Work to complete:
Render the lines of the data as a numbered list, starting with the line containing "question-word: dejected <box>168" and continuing through the line containing "term-left: 3.gravid <box>139". Leave out any blank lines.

Listed entries:
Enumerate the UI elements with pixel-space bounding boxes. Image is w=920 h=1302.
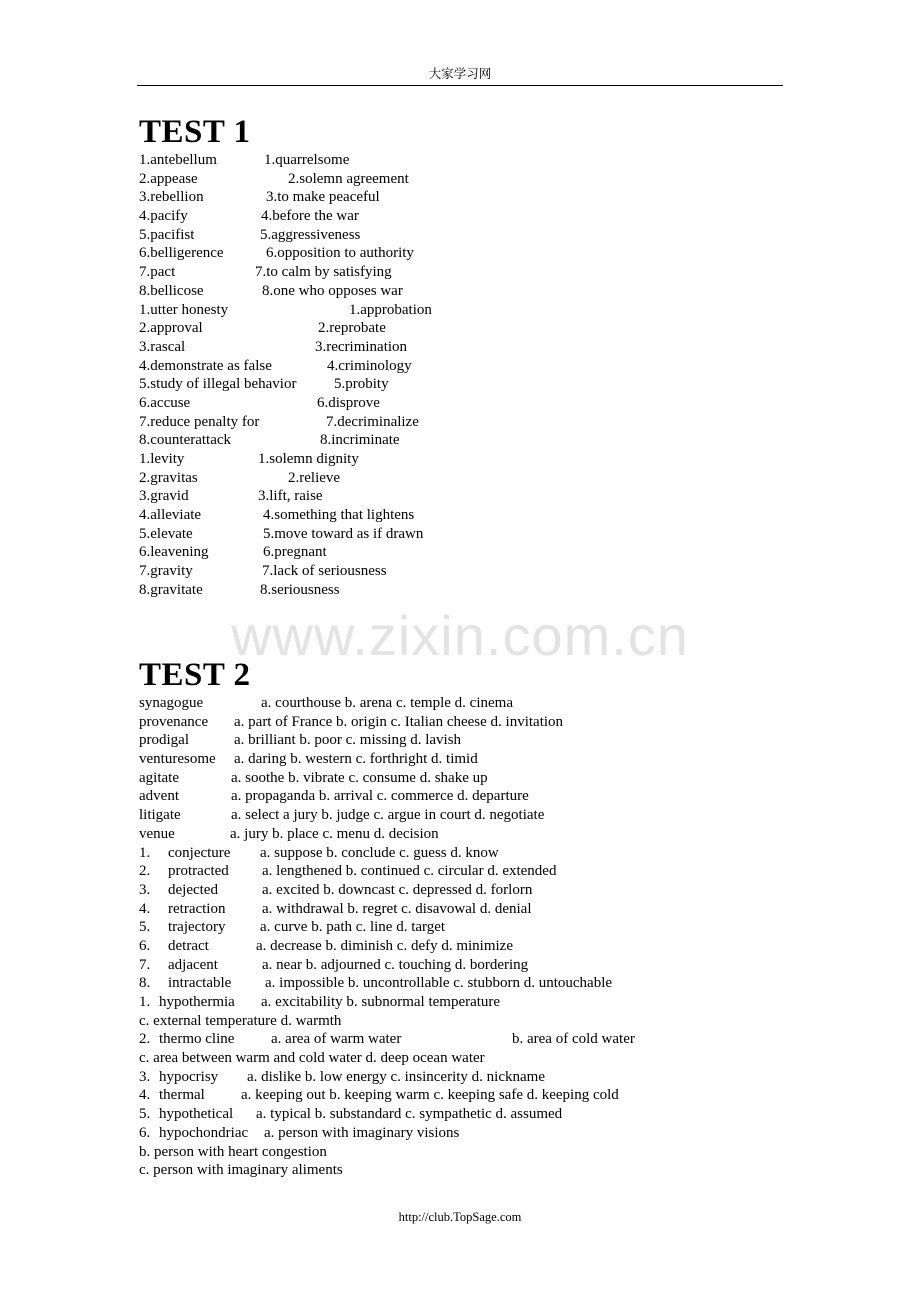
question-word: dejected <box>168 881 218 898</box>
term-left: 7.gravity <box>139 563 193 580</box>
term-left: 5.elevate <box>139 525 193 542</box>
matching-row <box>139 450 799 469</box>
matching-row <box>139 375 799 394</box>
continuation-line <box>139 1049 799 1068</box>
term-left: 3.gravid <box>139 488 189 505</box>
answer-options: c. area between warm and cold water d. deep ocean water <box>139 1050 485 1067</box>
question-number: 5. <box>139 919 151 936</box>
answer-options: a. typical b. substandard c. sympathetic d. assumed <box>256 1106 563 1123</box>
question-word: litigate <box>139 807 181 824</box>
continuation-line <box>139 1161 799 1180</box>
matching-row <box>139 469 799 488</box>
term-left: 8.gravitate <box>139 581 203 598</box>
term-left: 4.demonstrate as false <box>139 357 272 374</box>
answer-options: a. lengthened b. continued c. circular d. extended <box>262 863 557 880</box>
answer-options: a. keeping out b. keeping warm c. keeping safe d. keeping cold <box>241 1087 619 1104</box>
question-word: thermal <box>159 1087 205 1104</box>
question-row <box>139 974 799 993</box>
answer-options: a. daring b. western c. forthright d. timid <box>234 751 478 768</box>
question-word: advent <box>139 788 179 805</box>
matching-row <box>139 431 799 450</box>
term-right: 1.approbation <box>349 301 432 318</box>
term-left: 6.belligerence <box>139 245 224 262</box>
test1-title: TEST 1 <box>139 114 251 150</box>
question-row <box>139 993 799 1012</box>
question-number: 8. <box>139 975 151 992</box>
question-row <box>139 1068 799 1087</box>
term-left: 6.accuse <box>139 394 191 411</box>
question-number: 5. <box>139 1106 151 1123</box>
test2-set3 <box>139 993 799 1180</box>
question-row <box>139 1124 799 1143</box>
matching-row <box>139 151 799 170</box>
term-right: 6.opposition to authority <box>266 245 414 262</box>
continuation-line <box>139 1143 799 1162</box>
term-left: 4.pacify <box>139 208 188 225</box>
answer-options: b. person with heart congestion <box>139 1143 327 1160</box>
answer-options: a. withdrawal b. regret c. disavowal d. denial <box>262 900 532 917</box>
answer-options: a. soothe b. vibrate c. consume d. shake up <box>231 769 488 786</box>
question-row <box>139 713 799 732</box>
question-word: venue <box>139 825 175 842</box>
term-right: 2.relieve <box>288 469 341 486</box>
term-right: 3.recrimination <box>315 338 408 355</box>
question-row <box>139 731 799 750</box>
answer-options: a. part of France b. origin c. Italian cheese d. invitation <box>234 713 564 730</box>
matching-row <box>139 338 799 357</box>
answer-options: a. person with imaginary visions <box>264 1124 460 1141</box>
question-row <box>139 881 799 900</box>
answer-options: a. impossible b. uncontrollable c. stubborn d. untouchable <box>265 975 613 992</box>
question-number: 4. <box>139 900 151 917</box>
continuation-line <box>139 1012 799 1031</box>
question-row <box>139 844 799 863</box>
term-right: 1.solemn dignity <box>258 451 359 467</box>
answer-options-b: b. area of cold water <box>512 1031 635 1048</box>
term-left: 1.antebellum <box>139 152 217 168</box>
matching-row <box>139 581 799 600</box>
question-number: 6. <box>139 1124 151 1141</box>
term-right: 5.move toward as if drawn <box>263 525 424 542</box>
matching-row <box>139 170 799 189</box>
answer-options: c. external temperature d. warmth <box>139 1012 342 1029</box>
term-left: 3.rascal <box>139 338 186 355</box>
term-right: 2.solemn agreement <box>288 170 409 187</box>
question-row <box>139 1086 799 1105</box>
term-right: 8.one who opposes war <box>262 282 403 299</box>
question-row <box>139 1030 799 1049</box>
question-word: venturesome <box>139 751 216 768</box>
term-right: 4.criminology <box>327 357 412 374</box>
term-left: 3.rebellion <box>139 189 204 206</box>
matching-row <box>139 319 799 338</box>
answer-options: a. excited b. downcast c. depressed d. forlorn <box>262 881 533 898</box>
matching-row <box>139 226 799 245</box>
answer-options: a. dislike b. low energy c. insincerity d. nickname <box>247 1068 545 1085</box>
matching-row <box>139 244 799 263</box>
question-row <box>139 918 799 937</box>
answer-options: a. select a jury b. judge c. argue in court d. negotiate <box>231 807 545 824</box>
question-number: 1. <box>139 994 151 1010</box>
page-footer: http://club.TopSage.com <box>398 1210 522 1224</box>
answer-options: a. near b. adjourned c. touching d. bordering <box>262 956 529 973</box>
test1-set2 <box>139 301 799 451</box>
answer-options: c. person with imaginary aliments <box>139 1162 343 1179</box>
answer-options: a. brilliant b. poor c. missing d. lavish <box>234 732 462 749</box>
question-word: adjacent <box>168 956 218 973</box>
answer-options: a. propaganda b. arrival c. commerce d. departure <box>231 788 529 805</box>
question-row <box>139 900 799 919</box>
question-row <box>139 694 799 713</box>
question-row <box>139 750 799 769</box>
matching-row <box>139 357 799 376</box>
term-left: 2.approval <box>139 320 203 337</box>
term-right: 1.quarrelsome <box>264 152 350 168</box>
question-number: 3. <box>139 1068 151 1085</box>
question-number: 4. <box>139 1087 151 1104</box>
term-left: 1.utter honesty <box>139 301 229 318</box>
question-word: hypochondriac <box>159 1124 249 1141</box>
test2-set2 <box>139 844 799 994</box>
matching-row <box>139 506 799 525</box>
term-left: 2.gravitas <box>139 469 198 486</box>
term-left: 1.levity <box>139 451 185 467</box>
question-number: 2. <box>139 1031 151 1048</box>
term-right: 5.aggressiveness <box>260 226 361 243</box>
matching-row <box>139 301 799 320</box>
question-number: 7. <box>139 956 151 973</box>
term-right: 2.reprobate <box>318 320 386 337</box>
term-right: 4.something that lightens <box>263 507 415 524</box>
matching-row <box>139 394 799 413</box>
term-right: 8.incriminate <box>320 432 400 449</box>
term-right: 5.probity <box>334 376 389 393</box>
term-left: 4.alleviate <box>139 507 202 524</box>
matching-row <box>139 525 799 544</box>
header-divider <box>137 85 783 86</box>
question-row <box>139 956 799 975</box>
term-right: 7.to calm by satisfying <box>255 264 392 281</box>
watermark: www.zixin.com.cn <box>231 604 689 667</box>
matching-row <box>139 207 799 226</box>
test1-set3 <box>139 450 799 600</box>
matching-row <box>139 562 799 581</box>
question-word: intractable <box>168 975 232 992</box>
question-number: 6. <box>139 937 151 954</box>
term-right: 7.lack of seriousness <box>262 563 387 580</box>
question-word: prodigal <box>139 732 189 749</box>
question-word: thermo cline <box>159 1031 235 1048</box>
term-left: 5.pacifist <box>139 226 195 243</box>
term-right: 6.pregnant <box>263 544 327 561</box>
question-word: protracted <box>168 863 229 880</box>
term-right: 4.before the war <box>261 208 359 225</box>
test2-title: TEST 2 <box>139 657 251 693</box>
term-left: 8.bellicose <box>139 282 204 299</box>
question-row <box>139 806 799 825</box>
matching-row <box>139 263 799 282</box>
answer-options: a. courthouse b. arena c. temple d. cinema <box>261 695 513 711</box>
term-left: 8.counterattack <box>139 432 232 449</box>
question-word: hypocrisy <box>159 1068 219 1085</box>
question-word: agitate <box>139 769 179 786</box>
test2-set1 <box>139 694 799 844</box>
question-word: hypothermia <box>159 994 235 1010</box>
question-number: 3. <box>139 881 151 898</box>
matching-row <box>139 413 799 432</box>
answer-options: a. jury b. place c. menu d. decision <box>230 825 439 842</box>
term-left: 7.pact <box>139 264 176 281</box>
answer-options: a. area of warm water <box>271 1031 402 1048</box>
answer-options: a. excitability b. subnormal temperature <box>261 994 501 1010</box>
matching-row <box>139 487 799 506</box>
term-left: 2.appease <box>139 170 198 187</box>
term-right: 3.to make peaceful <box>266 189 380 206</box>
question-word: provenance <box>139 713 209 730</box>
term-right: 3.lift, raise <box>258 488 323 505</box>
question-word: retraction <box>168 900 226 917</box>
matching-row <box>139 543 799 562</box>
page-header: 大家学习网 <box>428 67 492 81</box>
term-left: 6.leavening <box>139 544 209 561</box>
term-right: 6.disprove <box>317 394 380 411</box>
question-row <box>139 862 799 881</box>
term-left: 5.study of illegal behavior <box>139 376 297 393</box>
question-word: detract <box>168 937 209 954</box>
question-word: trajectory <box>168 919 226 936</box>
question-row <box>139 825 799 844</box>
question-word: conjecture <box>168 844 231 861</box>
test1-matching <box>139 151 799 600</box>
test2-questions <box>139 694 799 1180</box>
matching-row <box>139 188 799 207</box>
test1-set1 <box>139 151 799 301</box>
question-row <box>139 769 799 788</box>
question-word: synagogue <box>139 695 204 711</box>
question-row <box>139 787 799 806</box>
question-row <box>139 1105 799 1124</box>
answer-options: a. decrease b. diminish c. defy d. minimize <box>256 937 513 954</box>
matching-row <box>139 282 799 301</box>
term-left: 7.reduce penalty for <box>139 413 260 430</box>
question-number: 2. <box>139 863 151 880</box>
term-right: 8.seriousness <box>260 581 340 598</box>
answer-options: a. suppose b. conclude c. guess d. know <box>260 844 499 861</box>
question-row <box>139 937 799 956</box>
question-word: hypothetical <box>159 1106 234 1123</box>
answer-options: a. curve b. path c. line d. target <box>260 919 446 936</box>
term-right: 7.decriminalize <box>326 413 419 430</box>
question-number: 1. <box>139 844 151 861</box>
...
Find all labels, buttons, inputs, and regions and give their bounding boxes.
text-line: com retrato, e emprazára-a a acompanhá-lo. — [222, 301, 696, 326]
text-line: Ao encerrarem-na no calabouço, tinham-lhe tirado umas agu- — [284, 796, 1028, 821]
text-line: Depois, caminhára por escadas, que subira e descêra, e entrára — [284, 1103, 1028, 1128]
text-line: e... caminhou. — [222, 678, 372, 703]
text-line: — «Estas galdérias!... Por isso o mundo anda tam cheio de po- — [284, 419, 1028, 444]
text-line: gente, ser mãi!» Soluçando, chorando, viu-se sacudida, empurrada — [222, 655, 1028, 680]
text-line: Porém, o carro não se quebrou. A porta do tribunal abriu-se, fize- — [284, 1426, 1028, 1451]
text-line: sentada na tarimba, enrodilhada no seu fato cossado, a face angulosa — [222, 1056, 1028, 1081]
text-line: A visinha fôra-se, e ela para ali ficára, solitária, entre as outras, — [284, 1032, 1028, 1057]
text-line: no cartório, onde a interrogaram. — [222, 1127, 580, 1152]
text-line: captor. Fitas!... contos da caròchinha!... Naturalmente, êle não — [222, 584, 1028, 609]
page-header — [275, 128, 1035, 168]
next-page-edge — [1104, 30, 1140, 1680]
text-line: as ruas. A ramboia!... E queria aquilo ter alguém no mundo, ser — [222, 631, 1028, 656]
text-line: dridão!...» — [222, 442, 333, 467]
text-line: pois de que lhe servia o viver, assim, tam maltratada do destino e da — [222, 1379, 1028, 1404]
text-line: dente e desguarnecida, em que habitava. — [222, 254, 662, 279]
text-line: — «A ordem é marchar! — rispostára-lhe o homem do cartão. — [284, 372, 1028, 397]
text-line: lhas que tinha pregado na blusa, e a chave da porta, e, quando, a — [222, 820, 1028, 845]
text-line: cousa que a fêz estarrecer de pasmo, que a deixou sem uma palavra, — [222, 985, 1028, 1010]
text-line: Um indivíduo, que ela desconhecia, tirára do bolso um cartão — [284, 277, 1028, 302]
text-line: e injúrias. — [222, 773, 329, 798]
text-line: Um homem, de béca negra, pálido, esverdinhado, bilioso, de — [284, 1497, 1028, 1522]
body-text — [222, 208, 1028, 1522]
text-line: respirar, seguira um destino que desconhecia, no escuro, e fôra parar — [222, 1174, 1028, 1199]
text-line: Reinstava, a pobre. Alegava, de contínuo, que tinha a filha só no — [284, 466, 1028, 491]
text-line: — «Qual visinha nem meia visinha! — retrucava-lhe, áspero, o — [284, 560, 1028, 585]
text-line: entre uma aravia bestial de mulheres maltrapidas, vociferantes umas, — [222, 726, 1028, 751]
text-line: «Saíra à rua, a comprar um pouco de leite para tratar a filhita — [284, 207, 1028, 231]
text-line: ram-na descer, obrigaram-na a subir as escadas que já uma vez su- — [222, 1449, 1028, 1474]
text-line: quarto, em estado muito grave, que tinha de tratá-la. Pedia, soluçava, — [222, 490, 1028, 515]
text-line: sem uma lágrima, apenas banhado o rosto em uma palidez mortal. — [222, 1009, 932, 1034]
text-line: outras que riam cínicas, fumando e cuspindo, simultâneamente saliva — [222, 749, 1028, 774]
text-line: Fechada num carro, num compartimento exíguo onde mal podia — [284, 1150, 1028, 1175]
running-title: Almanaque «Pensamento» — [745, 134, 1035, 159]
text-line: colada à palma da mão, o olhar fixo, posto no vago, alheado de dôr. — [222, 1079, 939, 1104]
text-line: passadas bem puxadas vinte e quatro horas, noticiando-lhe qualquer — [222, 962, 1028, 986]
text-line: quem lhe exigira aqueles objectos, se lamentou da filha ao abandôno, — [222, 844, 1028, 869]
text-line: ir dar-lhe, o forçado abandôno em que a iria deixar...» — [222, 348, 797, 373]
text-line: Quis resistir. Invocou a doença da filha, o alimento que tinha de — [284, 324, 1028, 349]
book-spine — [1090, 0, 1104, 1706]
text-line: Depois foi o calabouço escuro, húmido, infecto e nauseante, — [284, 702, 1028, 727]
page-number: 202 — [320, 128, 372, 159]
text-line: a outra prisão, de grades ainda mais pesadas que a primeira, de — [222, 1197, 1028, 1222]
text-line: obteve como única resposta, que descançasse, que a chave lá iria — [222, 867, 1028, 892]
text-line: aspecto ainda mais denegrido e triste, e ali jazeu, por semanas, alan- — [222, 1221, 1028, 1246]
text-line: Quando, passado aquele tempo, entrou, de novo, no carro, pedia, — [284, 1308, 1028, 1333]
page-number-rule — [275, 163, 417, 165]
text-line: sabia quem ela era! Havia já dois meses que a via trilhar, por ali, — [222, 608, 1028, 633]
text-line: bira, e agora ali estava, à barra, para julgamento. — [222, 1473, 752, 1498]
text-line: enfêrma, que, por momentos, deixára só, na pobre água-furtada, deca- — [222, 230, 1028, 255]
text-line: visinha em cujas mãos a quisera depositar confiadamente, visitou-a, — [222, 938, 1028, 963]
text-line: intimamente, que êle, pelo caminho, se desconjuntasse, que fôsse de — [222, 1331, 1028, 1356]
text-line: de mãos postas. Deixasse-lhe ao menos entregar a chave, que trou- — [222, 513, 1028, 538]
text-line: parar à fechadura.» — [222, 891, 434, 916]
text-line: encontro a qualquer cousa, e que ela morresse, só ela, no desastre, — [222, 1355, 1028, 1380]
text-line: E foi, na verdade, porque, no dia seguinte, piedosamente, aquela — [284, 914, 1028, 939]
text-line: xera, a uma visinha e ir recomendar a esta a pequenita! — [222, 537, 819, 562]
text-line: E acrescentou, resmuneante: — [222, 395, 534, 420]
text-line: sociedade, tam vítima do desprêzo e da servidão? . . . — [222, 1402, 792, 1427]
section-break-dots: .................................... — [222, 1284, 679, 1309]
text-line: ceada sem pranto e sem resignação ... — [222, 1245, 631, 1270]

Task response:
1. question-word: dejected <box>168 881 218 898</box>
2. term-left: 7.gravity <box>139 563 193 580</box>
3. term-left: 5.elevate <box>139 525 193 542</box>
4. matching-row <box>139 450 799 469</box>
5. matching-row <box>139 375 799 394</box>
6. continuation-line <box>139 1049 799 1068</box>
7. term-left: 3.gravid <box>139 488 189 505</box>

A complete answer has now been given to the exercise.